__Given problem A__
Reproduce the records word for word, from the first line of the records through the line containing "sem-image-cs-sa-ole bbox=[1026, 1399, 1646, 1949]", with both ends included.

__Provided passage__
BEGIN

From the linked source:

...At dawn on Dec. 21, two understrength companies and a half-squadron of Three Rivers Regt. tanks moved cautiously up the main street towards the first of three large public squares. By mid-afternoon the advance had slowed to a halt, and Hoffmeister sent a company of Seaforths to help. The next morning it was apparent the German resistance had stiffened and Hoffmeister committed the balance of the Seaforths, assigning each battalion to half the town.

The Canadians now fought for Ortona house by house, often fighting from the top floor down. They used a “mouse-holing” technique–blasting through walls, lobbing grenades through the gaps and then using more grenades to move down the stairs. Here the Canadians wrote the book on street-fighting. After the war, former Seaforths commander Colonel S.W. Thomson recalled that the standard training film for British and Commonwealth forces, Fighting In Built-up Areas, was based on interviews with Seaforth and Edmonton veterans.

END

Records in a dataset
BEGIN

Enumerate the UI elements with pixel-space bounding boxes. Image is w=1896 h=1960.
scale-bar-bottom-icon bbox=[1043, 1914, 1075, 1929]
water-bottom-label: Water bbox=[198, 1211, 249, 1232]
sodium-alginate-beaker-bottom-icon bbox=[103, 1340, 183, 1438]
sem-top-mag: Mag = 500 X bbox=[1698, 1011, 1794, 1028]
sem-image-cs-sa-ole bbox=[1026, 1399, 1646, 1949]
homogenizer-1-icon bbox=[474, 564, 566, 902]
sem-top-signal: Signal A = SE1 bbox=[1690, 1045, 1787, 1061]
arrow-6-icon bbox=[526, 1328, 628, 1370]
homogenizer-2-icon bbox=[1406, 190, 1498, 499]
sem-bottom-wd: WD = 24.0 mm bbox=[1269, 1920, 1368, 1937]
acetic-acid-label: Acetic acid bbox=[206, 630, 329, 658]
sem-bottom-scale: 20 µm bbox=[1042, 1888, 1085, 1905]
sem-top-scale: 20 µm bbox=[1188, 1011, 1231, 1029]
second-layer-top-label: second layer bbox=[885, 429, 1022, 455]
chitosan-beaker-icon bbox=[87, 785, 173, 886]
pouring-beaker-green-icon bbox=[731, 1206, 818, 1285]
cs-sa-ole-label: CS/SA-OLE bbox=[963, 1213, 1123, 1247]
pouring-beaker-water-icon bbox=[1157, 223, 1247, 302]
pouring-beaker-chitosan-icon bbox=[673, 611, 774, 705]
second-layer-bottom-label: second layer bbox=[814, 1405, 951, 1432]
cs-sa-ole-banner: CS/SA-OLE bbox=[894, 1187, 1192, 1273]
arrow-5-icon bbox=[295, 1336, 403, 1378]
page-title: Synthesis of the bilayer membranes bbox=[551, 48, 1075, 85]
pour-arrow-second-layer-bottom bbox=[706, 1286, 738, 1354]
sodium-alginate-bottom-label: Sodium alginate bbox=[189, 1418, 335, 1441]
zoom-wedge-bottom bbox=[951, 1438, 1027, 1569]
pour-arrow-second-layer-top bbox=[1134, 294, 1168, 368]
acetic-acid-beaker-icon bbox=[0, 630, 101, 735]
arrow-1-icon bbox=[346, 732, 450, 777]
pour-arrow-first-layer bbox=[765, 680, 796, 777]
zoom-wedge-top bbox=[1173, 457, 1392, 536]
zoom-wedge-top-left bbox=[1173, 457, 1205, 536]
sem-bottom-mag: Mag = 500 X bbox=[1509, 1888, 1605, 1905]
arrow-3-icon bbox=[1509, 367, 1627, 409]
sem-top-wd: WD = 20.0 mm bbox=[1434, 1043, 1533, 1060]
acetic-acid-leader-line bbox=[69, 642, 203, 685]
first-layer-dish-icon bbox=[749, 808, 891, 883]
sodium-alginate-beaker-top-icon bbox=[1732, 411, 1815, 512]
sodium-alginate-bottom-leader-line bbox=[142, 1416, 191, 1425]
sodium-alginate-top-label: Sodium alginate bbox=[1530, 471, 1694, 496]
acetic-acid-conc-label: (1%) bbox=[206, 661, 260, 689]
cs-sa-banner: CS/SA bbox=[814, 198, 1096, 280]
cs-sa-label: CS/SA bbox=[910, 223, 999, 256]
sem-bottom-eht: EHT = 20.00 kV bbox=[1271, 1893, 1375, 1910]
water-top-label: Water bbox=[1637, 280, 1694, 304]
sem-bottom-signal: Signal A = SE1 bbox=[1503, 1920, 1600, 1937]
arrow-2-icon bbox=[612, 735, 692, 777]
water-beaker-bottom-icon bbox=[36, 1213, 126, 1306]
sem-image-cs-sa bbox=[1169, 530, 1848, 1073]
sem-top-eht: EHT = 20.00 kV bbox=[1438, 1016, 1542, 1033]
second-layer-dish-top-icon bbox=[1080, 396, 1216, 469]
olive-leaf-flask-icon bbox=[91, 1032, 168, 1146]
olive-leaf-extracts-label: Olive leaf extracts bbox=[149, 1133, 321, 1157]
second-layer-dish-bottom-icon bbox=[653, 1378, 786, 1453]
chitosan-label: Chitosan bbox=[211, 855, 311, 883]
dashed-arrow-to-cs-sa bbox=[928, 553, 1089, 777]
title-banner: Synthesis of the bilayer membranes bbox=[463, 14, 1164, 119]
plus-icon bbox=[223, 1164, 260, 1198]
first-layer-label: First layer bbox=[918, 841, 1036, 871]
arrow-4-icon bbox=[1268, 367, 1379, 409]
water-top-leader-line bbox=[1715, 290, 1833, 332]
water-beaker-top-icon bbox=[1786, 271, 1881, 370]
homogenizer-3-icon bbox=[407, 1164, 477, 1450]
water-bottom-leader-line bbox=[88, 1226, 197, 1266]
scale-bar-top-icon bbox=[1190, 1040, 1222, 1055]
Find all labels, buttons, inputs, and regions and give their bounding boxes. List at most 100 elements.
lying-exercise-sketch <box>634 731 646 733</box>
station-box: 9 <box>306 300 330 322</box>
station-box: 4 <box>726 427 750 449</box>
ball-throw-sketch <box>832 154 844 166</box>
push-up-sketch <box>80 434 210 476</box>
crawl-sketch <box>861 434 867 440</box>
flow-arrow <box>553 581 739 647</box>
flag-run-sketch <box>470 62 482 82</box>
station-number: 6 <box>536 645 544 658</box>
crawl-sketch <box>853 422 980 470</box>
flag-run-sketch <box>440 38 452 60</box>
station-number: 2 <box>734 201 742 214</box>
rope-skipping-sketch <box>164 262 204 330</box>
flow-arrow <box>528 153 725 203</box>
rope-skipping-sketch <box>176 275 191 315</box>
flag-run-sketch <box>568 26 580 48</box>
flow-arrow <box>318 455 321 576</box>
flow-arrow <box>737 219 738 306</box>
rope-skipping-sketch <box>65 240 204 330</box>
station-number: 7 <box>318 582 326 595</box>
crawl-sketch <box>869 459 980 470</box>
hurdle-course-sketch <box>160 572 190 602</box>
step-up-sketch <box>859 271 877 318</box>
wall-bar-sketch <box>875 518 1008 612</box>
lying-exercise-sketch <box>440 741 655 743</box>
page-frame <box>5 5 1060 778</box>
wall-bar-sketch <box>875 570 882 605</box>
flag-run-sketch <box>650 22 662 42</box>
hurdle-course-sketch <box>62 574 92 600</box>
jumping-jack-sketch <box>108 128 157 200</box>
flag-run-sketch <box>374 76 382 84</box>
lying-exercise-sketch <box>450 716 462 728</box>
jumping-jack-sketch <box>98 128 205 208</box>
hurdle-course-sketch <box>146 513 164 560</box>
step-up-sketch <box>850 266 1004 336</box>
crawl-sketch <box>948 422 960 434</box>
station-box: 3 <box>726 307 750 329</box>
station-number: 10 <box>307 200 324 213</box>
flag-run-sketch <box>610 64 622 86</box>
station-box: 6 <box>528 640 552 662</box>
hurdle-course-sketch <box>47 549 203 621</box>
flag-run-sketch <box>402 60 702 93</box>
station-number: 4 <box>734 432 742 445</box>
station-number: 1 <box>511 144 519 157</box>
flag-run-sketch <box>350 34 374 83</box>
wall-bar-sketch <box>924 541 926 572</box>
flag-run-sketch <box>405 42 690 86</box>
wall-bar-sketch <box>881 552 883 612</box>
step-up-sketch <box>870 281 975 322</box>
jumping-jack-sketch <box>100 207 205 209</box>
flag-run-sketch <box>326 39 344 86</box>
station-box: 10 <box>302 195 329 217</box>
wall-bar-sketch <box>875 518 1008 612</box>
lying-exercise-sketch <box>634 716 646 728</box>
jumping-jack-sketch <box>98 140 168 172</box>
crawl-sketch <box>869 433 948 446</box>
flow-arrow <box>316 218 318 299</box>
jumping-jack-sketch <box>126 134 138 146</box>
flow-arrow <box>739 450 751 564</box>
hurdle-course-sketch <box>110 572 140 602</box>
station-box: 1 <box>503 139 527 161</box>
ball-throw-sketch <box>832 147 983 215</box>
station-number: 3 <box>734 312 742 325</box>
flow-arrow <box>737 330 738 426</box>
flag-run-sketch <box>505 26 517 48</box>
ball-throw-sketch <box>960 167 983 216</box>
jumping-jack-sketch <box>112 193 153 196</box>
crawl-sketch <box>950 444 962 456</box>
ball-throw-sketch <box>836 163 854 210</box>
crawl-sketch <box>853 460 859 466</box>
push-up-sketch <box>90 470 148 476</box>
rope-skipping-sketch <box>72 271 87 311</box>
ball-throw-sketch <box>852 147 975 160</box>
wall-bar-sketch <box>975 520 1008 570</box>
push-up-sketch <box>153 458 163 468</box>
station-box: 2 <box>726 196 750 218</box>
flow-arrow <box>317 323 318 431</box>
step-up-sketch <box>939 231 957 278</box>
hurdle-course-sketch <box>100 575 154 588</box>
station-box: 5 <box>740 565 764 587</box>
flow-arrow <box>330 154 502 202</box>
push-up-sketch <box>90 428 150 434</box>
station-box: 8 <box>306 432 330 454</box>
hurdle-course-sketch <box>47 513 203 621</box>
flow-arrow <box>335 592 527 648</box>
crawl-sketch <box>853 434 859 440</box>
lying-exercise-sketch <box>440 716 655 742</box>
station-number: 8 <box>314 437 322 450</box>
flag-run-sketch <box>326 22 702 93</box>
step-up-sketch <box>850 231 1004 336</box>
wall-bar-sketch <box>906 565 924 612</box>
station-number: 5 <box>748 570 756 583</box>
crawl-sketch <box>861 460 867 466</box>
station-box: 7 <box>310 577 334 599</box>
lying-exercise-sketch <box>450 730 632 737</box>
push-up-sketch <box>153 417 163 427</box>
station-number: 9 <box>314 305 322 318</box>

END

__Given problem B__
From the passage on the fighting in Ortona, quote everything between "From the linked" and "half the town.", inclusive.

__Task result A__
Enumerate the UI elements with pixel-space bounding boxes. Image is w=1896 h=1960.
scale-bar-bottom-icon bbox=[1043, 1914, 1075, 1929]
water-bottom-label: Water bbox=[198, 1211, 249, 1232]
sodium-alginate-beaker-bottom-icon bbox=[103, 1340, 183, 1438]
sem-top-mag: Mag = 500 X bbox=[1698, 1011, 1794, 1028]
sem-image-cs-sa-ole bbox=[1026, 1399, 1646, 1949]

__Task result B__
From the linked source:

...At dawn on Dec. 21, two understrength companies and a half-squadron of Three Rivers Regt. tanks moved cautiously up the main street towards the first of three large public squares. By mid-afternoon the advance had slowed to a halt, and Hoffmeister sent a company of Seaforths to help. The next morning it was apparent the German resistance had stiffened and Hoffmeister committed the balance of the Seaforths, assigning each battalion to half the town.